→ **Directive**:
Omit every picture and write out the rest of the records exactly.

→ **Data entries**:
= = =

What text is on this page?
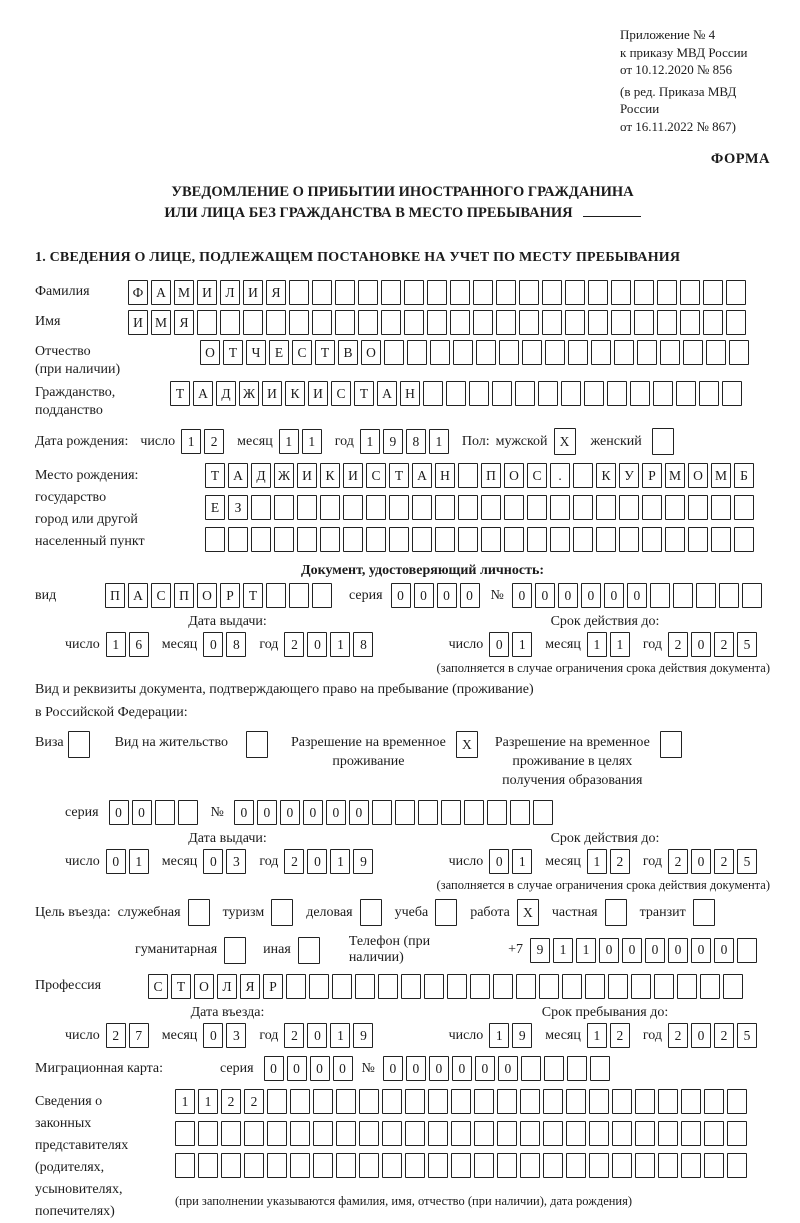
Приложение № 4
к приказу МВД России
от 10.12.2020 № 856
(в ред. Приказа МВД России
от 16.11.2022 № 867)
ФОРМА
УВЕДОМЛЕНИЕ О ПРИБЫТИИ ИНОСТРАННОГО ГРАЖДАНИНА
ИЛИ ЛИЦА БЕЗ ГРАЖДАНСТВА В МЕСТО ПРЕБЫВАНИЯ
1. СВЕДЕНИЯ О ЛИЦЕ, ПОДЛЕЖАЩЕМ ПОСТАНОВКЕ НА УЧЕТ ПО МЕСТУ ПРЕБЫВАНИЯ
Фамилия	Ф А М И	Л	И	Я
Имя	И М Я
Отчество
(при наличии)
О	Т	Ч	Е	С	Т	В	О
Гражданство,
подданство
Т	А	Д Ж И	К	И	С	Т	А Н
Дата рождения: число 1	2	месяц 1	1	год 1	9	8	1	Пол: мужской X	женский
Место рождения:
государство
город или другой
населенный пункт
Т	А	Д Ж И	К	И	С	Т	А Н	П О	С	.	К	У	Р М О М Б
Е	З
Документ, удостоверяющий личность:
вид	П А	С	П О	Р	Т	серия	0	0	0	0	№	0	0	0	0	0	0
Дата выдачи:	Срок действия до:
число 1	6	месяц 0	8	год 2	0	1	8	число 0	1	месяц 1	1	год 2	0	2	5
(заполняется в случае ограничения срока действия документа)
Вид и реквизиты документа, подтверждающего право на пребывание (проживание)
в Российской Федерации:
Виза	Вид на жительство	Разрешение на временное
проживание
X	Разрешение на временное
проживание в целях
получения образования
серия	0	0	№	0	0	0	0	0	0
Дата выдачи:	Срок действия до:
число 0	1	месяц 0	3	год 2	0	1	9	число 0	1	месяц 1	2	год 2	0	2	5
(заполняется в случае ограничения срока действия документа)
Цель въезда: служебная	туризм	деловая	учеба	работа X	частная	транзит
гуманитарная	иная
Телефон (при наличии)
+7	9	1	1	0	0	0	0	0	0
Профессия	С	Т	О	Л	Я	Р
Дата въезда:	Срок пребывания до:
число 2	7	месяц 0	3	год 2	0	1	9	число 1	9	месяц 1	2	год 2	0	2	5
Миграционная карта:	серия	0	0	0	0	№	0	0	0	0	0	0
Сведения о
законных
представителях
(родителях,
усыновителях,
попечителях)
1	1	2	2
(при заполнении указываются фамилия, имя, отчество (при наличии), дата рождения)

= = =

→ **Right answer**:
What text is on this page?
Приложение № 4
к приказу МВД России
от 10.12.2020 № 856
(в ред. Приказа МВД России
от 16.11.2022 № 867)
ФОРМА
УВЕДОМЛЕНИЕ О ПРИБЫТИИ ИНОСТРАННОГО ГРАЖДАНИНА
ИЛИ ЛИЦА БЕЗ ГРАЖДАНСТВА В МЕСТО ПРЕБЫВАНИЯ
1. СВЕДЕНИЯ О ЛИЦЕ, ПОДЛЕЖАЩЕМ ПОСТАНОВКЕ НА УЧЕТ ПО МЕСТУ ПРЕБЫВАНИЯ
Фамилия	Ф А М И	Л	И	Я
Имя	И М Я
Отчество
(при наличии)
О	Т	Ч	Е	С	Т	В	О
Гражданство,
подданство
Т	А	Д Ж И	К	И	С	Т	А Н
Дата рождения: число 1	2	месяц 1	1	год 1	9	8	1	Пол: мужской X	женский
Место рождения:
государство
город или другой
населенный пункт
Т	А	Д Ж И	К	И	С	Т	А Н	П О	С	.	К	У	Р М О М Б
Е	З
Документ, удостоверяющий личность:
вид	П А	С	П О	Р	Т	серия	0	0	0	0	№	0	0	0	0	0	0
Дата выдачи:	Срок действия до:
число 1	6	месяц 0	8	год 2	0	1	8	число 0	1	месяц 1	1	год 2	0	2	5
(заполняется в случае ограничения срока действия документа)
Вид и реквизиты документа, подтверждающего право на пребывание (проживание)
в Российской Федерации:
Виза	Вид на жительство	Разрешение на временное
проживание
X	Разрешение на временное
проживание в целях
получения образования
серия	0	0	№	0	0	0	0	0	0
Дата выдачи:	Срок действия до:
число 0	1	месяц 0	3	год 2	0	1	9	число 0	1	месяц 1	2	год 2	0	2	5
(заполняется в случае ограничения срока действия документа)
Цель въезда: служебная	туризм	деловая	учеба	работа X	частная	транзит
гуманитарная	иная
Телефон (при наличии)
+7	9	1	1	0	0	0	0	0	0
Профессия	С	Т	О	Л	Я	Р
Дата въезда:	Срок пребывания до:
число 2	7	месяц 0	3	год 2	0	1	9	число 1	9	месяц 1	2	год 2	0	2	5
Миграционная карта:	серия	0	0	0	0	№	0	0	0	0	0	0
Сведения о
законных
представителях
(родителях,
усыновителях,
попечителях)
1	1	2	2
(при заполнении указываются фамилия, имя, отчество (при наличии), дата рождения)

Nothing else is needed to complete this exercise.